Among the following entries, count the lines that contain "Signature" and report only the result.

### Material provided
____________
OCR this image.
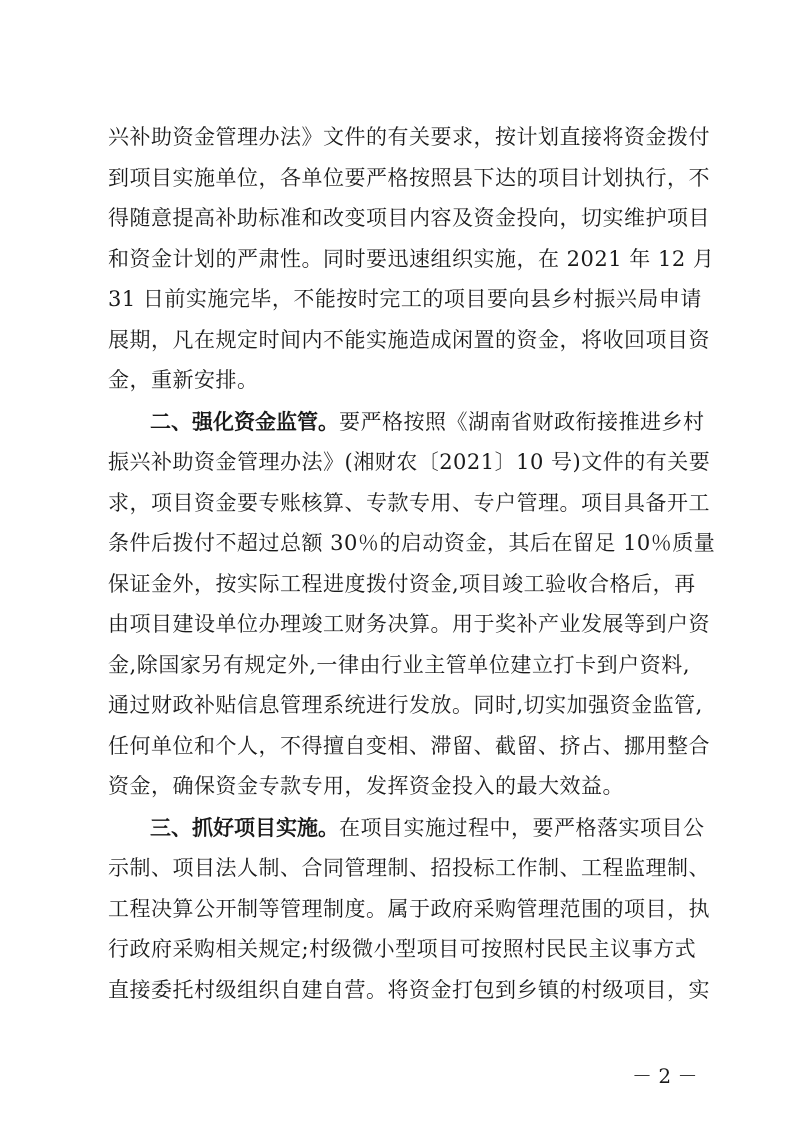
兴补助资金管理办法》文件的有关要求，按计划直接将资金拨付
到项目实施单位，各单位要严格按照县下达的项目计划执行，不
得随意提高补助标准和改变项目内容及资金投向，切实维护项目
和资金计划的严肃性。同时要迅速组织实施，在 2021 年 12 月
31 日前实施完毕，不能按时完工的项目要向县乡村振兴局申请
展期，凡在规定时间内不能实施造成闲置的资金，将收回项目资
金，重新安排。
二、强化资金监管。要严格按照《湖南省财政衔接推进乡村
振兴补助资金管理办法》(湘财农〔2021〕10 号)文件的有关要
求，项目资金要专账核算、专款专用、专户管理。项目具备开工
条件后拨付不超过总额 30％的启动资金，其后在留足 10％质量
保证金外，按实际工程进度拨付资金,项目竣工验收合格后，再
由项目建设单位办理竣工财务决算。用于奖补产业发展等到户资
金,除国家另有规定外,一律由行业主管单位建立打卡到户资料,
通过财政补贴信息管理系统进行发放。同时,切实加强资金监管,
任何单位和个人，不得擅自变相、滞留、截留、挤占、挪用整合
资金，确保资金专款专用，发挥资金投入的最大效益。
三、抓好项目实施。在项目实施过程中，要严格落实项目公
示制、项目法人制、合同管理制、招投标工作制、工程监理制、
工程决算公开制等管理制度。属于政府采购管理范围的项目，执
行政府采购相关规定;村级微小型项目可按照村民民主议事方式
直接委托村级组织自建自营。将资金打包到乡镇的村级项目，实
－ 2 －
____________
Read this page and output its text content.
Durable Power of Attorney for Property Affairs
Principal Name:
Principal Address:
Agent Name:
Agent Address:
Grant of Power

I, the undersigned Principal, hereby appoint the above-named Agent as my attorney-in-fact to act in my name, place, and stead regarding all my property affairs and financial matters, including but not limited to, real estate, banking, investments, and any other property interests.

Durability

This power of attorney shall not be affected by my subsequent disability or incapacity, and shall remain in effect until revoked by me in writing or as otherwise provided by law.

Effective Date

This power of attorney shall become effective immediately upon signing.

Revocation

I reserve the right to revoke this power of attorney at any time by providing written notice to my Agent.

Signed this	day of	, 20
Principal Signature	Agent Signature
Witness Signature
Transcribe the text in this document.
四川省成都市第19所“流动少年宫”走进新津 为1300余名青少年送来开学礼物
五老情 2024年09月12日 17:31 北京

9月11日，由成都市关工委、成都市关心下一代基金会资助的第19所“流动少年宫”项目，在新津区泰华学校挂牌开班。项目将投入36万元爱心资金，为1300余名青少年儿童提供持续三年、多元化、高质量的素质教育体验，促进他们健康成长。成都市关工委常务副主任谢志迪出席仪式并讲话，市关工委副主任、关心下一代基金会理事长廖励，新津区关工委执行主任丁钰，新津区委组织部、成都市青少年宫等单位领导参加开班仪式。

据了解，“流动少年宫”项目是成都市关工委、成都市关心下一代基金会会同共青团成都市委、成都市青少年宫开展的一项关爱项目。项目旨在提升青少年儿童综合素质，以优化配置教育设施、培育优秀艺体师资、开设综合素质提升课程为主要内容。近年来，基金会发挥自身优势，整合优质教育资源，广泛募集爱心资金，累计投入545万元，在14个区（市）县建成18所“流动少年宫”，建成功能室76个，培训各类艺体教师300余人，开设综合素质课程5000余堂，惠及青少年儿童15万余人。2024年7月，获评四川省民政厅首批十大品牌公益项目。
____________
### Response to this task
2